__TASK PROMPT__:
Every entry here needs to be repeated exactly.

Stored entries:
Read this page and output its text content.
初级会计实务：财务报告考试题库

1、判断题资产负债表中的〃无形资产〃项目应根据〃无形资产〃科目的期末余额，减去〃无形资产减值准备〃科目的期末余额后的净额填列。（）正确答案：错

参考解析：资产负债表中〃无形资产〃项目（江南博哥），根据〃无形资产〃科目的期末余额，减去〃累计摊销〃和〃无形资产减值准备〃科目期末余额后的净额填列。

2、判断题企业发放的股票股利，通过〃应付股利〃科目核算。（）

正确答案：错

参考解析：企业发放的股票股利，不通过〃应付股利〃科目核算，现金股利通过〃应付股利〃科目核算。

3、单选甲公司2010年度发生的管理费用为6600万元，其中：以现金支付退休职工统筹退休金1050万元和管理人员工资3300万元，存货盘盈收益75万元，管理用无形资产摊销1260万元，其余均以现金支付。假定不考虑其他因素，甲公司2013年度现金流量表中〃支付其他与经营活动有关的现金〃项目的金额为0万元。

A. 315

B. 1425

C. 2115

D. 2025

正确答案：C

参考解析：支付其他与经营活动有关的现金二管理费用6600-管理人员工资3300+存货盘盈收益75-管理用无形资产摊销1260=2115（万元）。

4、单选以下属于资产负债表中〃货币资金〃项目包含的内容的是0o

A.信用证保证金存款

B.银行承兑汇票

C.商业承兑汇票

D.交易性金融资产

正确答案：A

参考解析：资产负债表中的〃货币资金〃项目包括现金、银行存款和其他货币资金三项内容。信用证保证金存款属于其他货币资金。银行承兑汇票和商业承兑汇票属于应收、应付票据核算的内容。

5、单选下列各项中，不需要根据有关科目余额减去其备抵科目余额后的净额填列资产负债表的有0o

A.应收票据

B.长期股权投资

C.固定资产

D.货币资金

__RESPONSE__:
Read this page and output its text content.
初级会计实务：财务报告考试题库

1、判断题资产负债表中的〃无形资产〃项目应根据〃无形资产〃科目的期末余额，减去〃无形资产减值准备〃科目的期末余额后的净额填列。（）正确答案：错

参考解析：资产负债表中〃无形资产〃项目（江南博哥），根据〃无形资产〃科目的期末余额，减去〃累计摊销〃和〃无形资产减值准备〃科目期末余额后的净额填列。

2、判断题企业发放的股票股利，通过〃应付股利〃科目核算。（）

正确答案：错

参考解析：企业发放的股票股利，不通过〃应付股利〃科目核算，现金股利通过〃应付股利〃科目核算。

3、单选甲公司2010年度发生的管理费用为6600万元，其中：以现金支付退休职工统筹退休金1050万元和管理人员工资3300万元，存货盘盈收益75万元，管理用无形资产摊销1260万元，其余均以现金支付。假定不考虑其他因素，甲公司2013年度现金流量表中〃支付其他与经营活动有关的现金〃项目的金额为0万元。

A. 315

B. 1425

C. 2115

D. 2025

正确答案：C

参考解析：支付其他与经营活动有关的现金二管理费用6600-管理人员工资3300+存货盘盈收益75-管理用无形资产摊销1260=2115（万元）。

4、单选以下属于资产负债表中〃货币资金〃项目包含的内容的是0o

A.信用证保证金存款

B.银行承兑汇票

C.商业承兑汇票

D.交易性金融资产

正确答案：A

参考解析：资产负债表中的〃货币资金〃项目包括现金、银行存款和其他货币资金三项内容。信用证保证金存款属于其他货币资金。银行承兑汇票和商业承兑汇票属于应收、应付票据核算的内容。

5、单选下列各项中，不需要根据有关科目余额减去其备抵科目余额后的净额填列资产负债表的有0o

A.应收票据

B.长期股权投资

C.固定资产

D.货币资金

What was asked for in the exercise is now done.